→ Exercise instructions:
Output every line of the material exactly, omitting images.

→ Material:
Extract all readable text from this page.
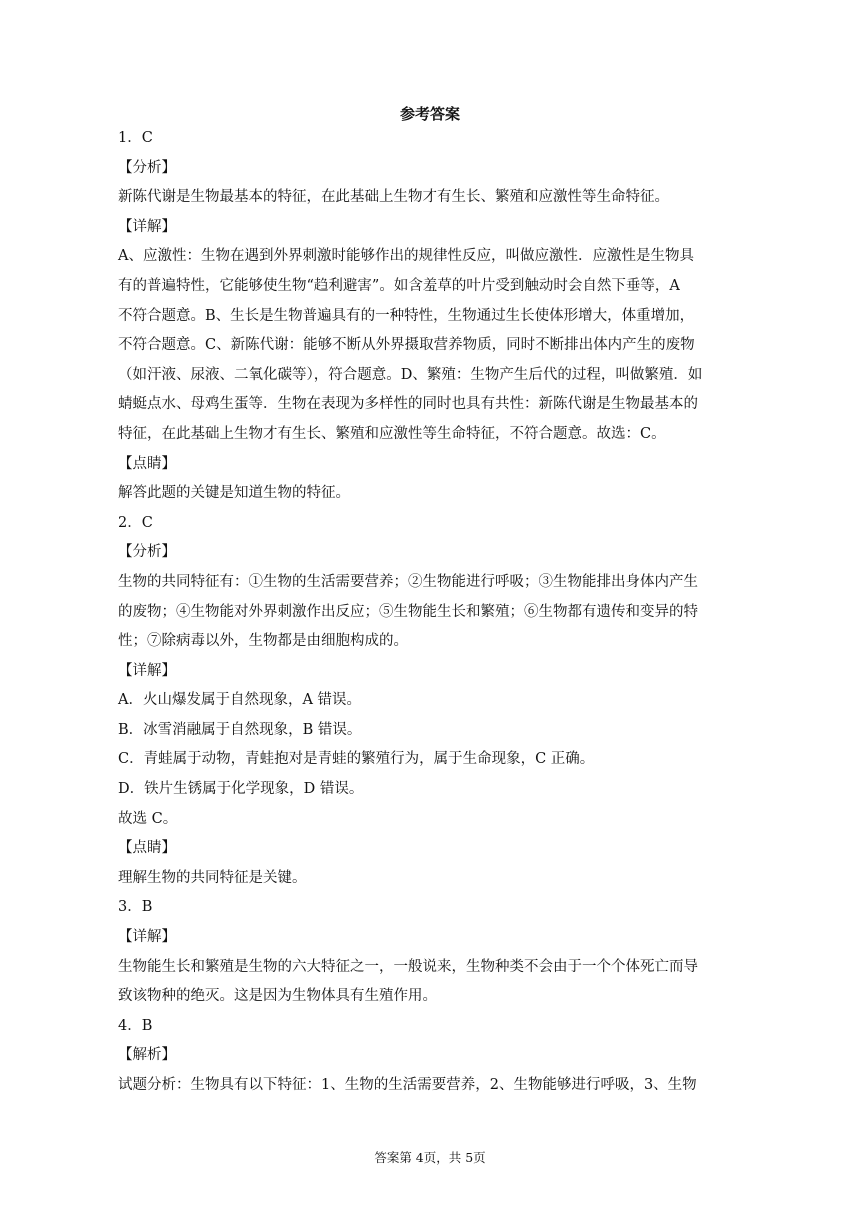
参考答案
1．C
【分析】
新陈代谢是生物最基本的特征，在此基础上生物才有生长、繁殖和应激性等生命特征。
【详解】
A、应激性：生物在遇到外界刺激时能够作出的规律性反应，叫做应激性．应激性是生物具
有的普遍特性，它能够使生物“趋利避害”。如含羞草的叶片受到触动时会自然下垂等，A
不符合题意。B、生长是生物普遍具有的一种特性，生物通过生长使体形增大，体重增加，
不符合题意。C、新陈代谢：能够不断从外界摄取营养物质，同时不断排出体内产生的废物
（如汗液、尿液、二氧化碳等），符合题意。D、繁殖：生物产生后代的过程，叫做繁殖．如
蜻蜓点水、母鸡生蛋等．生物在表现为多样性的同时也具有共性：新陈代谢是生物最基本的
特征，在此基础上生物才有生长、繁殖和应激性等生命特征，不符合题意。故选：C。
【点睛】
解答此题的关键是知道生物的特征。
2．C
【分析】
生物的共同特征有：①生物的生活需要营养；②生物能进行呼吸；③生物能排出身体内产生
的废物；④生物能对外界刺激作出反应；⑤生物能生长和繁殖；⑥生物都有遗传和变异的特
性；⑦除病毒以外，生物都是由细胞构成的。
【详解】
A．火山爆发属于自然现象，A 错误。
B．冰雪消融属于自然现象，B 错误。
C．青蛙属于动物，青蛙抱对是青蛙的繁殖行为，属于生命现象，C 正确。
D．铁片生锈属于化学现象，D 错误。
故选 C。
【点睛】
理解生物的共同特征是关键。
3．B
【详解】
生物能生长和繁殖是生物的六大特征之一，一般说来，生物种类不会由于一个个体死亡而导
致该物种的绝灭。这是因为生物体具有生殖作用。
4．B
【解析】
试题分析：生物具有以下特征：1、生物的生活需要营养，2、生物能够进行呼吸，3、生物
答案第 4页，共 5页
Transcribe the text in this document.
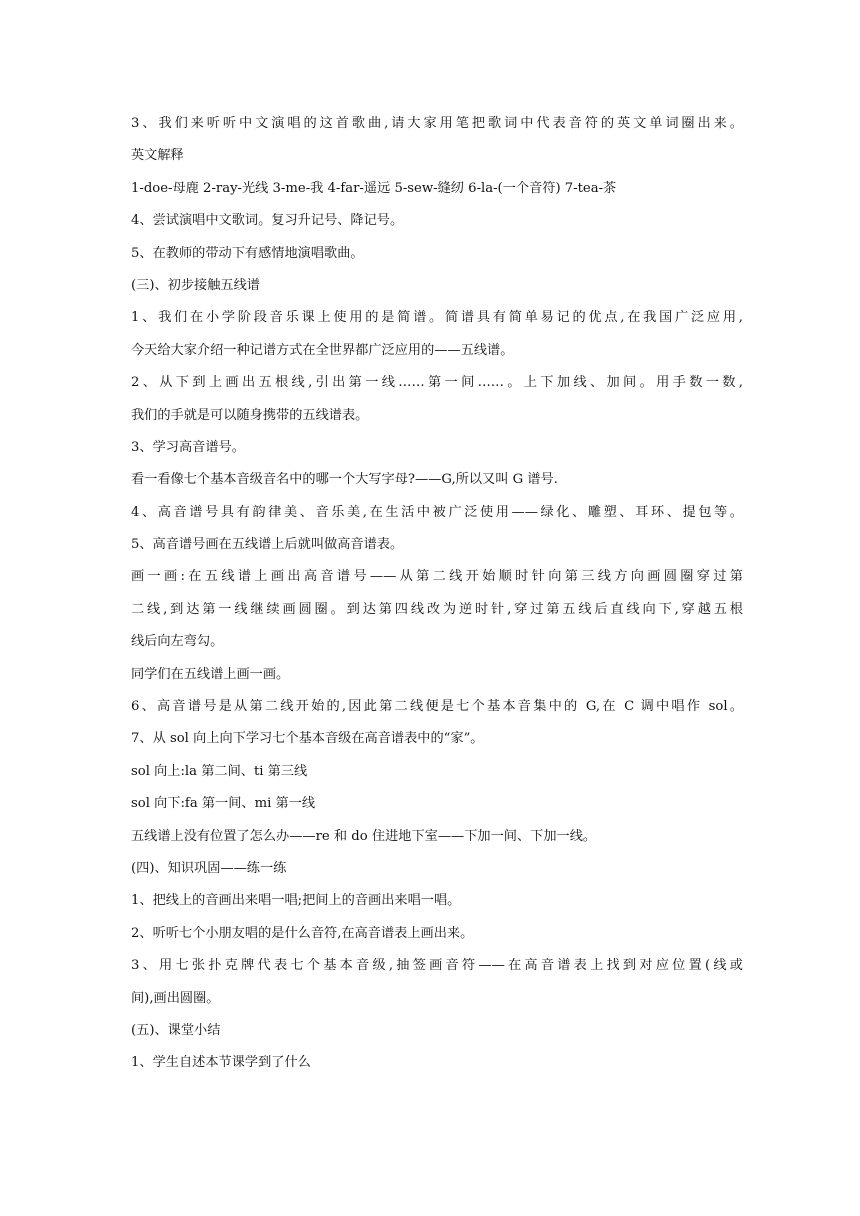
3、我们来听听中文演唱的这首歌曲,请大家用笔把歌词中代表音符的英文单词圈出来。
英文解释
1-doe-母鹿 2-ray-光线 3-me-我 4-far-遥远 5-sew-缝纫 6-la-(一个音符) 7-tea-茶
4、尝试演唱中文歌词。复习升记号、降记号。
5、在教师的带动下有感情地演唱歌曲。
(三)、初步接触五线谱
1、我们在小学阶段音乐课上使用的是简谱。简谱具有简单易记的优点,在我国广泛应用,
今天给大家介绍一种记谱方式在全世界都广泛应用的——五线谱。
2、从下到上画出五根线,引出第一线……第一间……。上下加线、加间。用手数一数,
我们的手就是可以随身携带的五线谱表。
3、学习高音谱号。
看一看像七个基本音级音名中的哪一个大写字母?——G,所以又叫 G 谱号.
4、高音谱号具有韵律美、音乐美,在生活中被广泛使用——绿化、雕塑、耳环、提包等。
5、高音谱号画在五线谱上后就叫做高音谱表。
画一画:在五线谱上画出高音谱号——从第二线开始顺时针向第三线方向画圆圈穿过第
二线,到达第一线继续画圆圈。到达第四线改为逆时针,穿过第五线后直线向下,穿越五根
线后向左弯勾。
同学们在五线谱上画一画。
6、高音谱号是从第二线开始的,因此第二线便是七个基本音集中的 G,在 C 调中唱作 sol。
7、从 sol 向上向下学习七个基本音级在高音谱表中的“家”。
sol 向上:la 第二间、ti 第三线
sol 向下:fa 第一间、mi 第一线
五线谱上没有位置了怎么办——re 和 do 住进地下室——下加一间、下加一线。
(四)、知识巩固——练一练
1、把线上的音画出来唱一唱;把间上的音画出来唱一唱。
2、听听七个小朋友唱的是什么音符,在高音谱表上画出来。
3、用七张扑克牌代表七个基本音级,抽签画音符——在高音谱表上找到对应位置(线或
间),画出圆圈。
(五)、课堂小结
1、学生自述本节课学到了什么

→ Exercise solution:
Extract all readable text from this page.
参考答案
1．C
【分析】
新陈代谢是生物最基本的特征，在此基础上生物才有生长、繁殖和应激性等生命特征。
【详解】
A、应激性：生物在遇到外界刺激时能够作出的规律性反应，叫做应激性．应激性是生物具
有的普遍特性，它能够使生物“趋利避害”。如含羞草的叶片受到触动时会自然下垂等，A
不符合题意。B、生长是生物普遍具有的一种特性，生物通过生长使体形增大，体重增加，
不符合题意。C、新陈代谢：能够不断从外界摄取营养物质，同时不断排出体内产生的废物
（如汗液、尿液、二氧化碳等），符合题意。D、繁殖：生物产生后代的过程，叫做繁殖．如
蜻蜓点水、母鸡生蛋等．生物在表现为多样性的同时也具有共性：新陈代谢是生物最基本的
特征，在此基础上生物才有生长、繁殖和应激性等生命特征，不符合题意。故选：C。
【点睛】
解答此题的关键是知道生物的特征。
2．C
【分析】
生物的共同特征有：①生物的生活需要营养；②生物能进行呼吸；③生物能排出身体内产生
的废物；④生物能对外界刺激作出反应；⑤生物能生长和繁殖；⑥生物都有遗传和变异的特
性；⑦除病毒以外，生物都是由细胞构成的。
【详解】
A．火山爆发属于自然现象，A 错误。
B．冰雪消融属于自然现象，B 错误。
C．青蛙属于动物，青蛙抱对是青蛙的繁殖行为，属于生命现象，C 正确。
D．铁片生锈属于化学现象，D 错误。
故选 C。
【点睛】
理解生物的共同特征是关键。
3．B
【详解】
生物能生长和繁殖是生物的六大特征之一，一般说来，生物种类不会由于一个个体死亡而导
致该物种的绝灭。这是因为生物体具有生殖作用。
4．B
【解析】
试题分析：生物具有以下特征：1、生物的生活需要营养，2、生物能够进行呼吸，3、生物
答案第 4页，共 5页
Transcribe the text in this document.
3、我们来听听中文演唱的这首歌曲,请大家用笔把歌词中代表音符的英文单词圈出来。
英文解释
1-doe-母鹿 2-ray-光线 3-me-我 4-far-遥远 5-sew-缝纫 6-la-(一个音符) 7-tea-茶
4、尝试演唱中文歌词。复习升记号、降记号。
5、在教师的带动下有感情地演唱歌曲。
(三)、初步接触五线谱
1、我们在小学阶段音乐课上使用的是简谱。简谱具有简单易记的优点,在我国广泛应用,
今天给大家介绍一种记谱方式在全世界都广泛应用的——五线谱。
2、从下到上画出五根线,引出第一线……第一间……。上下加线、加间。用手数一数,
我们的手就是可以随身携带的五线谱表。
3、学习高音谱号。
看一看像七个基本音级音名中的哪一个大写字母?——G,所以又叫 G 谱号.
4、高音谱号具有韵律美、音乐美,在生活中被广泛使用——绿化、雕塑、耳环、提包等。
5、高音谱号画在五线谱上后就叫做高音谱表。
画一画:在五线谱上画出高音谱号——从第二线开始顺时针向第三线方向画圆圈穿过第
二线,到达第一线继续画圆圈。到达第四线改为逆时针,穿过第五线后直线向下,穿越五根
线后向左弯勾。
同学们在五线谱上画一画。
6、高音谱号是从第二线开始的,因此第二线便是七个基本音集中的 G,在 C 调中唱作 sol。
7、从 sol 向上向下学习七个基本音级在高音谱表中的“家”。
sol 向上:la 第二间、ti 第三线
sol 向下:fa 第一间、mi 第一线
五线谱上没有位置了怎么办——re 和 do 住进地下室——下加一间、下加一线。
(四)、知识巩固——练一练
1、把线上的音画出来唱一唱;把间上的音画出来唱一唱。
2、听听七个小朋友唱的是什么音符,在高音谱表上画出来。
3、用七张扑克牌代表七个基本音级,抽签画音符——在高音谱表上找到对应位置(线或
间),画出圆圈。
(五)、课堂小结
1、学生自述本节课学到了什么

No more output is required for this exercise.